MATERIAL PROVIDED:
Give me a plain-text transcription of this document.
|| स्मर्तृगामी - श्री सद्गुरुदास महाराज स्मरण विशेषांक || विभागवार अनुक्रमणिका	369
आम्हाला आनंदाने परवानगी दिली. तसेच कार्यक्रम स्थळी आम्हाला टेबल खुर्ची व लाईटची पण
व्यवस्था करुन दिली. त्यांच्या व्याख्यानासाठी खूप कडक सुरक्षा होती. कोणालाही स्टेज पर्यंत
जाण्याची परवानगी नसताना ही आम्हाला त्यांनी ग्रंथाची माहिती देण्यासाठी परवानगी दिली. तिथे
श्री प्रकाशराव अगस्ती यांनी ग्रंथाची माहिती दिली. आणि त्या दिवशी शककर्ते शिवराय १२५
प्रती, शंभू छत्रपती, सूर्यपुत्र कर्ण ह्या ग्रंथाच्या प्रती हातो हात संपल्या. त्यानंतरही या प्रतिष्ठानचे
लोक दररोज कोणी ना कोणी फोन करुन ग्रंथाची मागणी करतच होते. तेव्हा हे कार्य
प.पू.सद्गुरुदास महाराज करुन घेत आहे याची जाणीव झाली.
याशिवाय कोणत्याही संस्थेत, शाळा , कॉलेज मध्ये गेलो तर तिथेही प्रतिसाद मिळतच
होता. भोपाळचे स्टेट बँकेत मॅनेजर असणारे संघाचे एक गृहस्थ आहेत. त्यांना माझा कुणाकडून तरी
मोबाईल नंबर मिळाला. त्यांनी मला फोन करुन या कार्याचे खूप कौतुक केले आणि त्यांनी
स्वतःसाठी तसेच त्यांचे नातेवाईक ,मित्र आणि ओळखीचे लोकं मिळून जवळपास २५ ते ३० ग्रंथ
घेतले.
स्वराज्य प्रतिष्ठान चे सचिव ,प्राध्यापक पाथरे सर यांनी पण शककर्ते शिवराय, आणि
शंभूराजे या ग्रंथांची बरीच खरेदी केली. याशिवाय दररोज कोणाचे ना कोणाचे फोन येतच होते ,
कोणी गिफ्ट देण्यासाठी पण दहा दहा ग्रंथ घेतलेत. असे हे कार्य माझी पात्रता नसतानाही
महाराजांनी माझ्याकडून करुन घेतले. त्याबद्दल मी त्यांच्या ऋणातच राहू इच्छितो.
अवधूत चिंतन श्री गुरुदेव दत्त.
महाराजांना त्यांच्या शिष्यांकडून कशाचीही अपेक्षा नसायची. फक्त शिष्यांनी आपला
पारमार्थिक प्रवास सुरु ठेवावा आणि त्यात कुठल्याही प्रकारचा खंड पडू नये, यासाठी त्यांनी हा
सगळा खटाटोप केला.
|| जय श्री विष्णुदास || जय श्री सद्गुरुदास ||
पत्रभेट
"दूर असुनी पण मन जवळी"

DIRECTIVE: Type the material above out again, exactly.

REPLY TO THE EXERCISE:
Give me a plain-text transcription of this document.
|| स्मर्तृगामी - श्री सद्गुरुदास महाराज स्मरण विशेषांक || विभागवार अनुक्रमणिका	369
आम्हाला आनंदाने परवानगी दिली. तसेच कार्यक्रम स्थळी आम्हाला टेबल खुर्ची व लाईटची पण
व्यवस्था करुन दिली. त्यांच्या व्याख्यानासाठी खूप कडक सुरक्षा होती. कोणालाही स्टेज पर्यंत
जाण्याची परवानगी नसताना ही आम्हाला त्यांनी ग्रंथाची माहिती देण्यासाठी परवानगी दिली. तिथे
श्री प्रकाशराव अगस्ती यांनी ग्रंथाची माहिती दिली. आणि त्या दिवशी शककर्ते शिवराय १२५
प्रती, शंभू छत्रपती, सूर्यपुत्र कर्ण ह्या ग्रंथाच्या प्रती हातो हात संपल्या. त्यानंतरही या प्रतिष्ठानचे
लोक दररोज कोणी ना कोणी फोन करुन ग्रंथाची मागणी करतच होते. तेव्हा हे कार्य
प.पू.सद्गुरुदास महाराज करुन घेत आहे याची जाणीव झाली.
याशिवाय कोणत्याही संस्थेत, शाळा , कॉलेज मध्ये गेलो तर तिथेही प्रतिसाद मिळतच
होता. भोपाळचे स्टेट बँकेत मॅनेजर असणारे संघाचे एक गृहस्थ आहेत. त्यांना माझा कुणाकडून तरी
मोबाईल नंबर मिळाला. त्यांनी मला फोन करुन या कार्याचे खूप कौतुक केले आणि त्यांनी
स्वतःसाठी तसेच त्यांचे नातेवाईक ,मित्र आणि ओळखीचे लोकं मिळून जवळपास २५ ते ३० ग्रंथ
घेतले.
स्वराज्य प्रतिष्ठान चे सचिव ,प्राध्यापक पाथरे सर यांनी पण शककर्ते शिवराय, आणि
शंभूराजे या ग्रंथांची बरीच खरेदी केली. याशिवाय दररोज कोणाचे ना कोणाचे फोन येतच होते ,
कोणी गिफ्ट देण्यासाठी पण दहा दहा ग्रंथ घेतलेत. असे हे कार्य माझी पात्रता नसतानाही
महाराजांनी माझ्याकडून करुन घेतले. त्याबद्दल मी त्यांच्या ऋणातच राहू इच्छितो.
अवधूत चिंतन श्री गुरुदेव दत्त.
महाराजांना त्यांच्या शिष्यांकडून कशाचीही अपेक्षा नसायची. फक्त शिष्यांनी आपला
पारमार्थिक प्रवास सुरु ठेवावा आणि त्यात कुठल्याही प्रकारचा खंड पडू नये, यासाठी त्यांनी हा
सगळा खटाटोप केला.
|| जय श्री विष्णुदास || जय श्री सद्गुरुदास ||
पत्रभेट
"दूर असुनी पण मन जवळी"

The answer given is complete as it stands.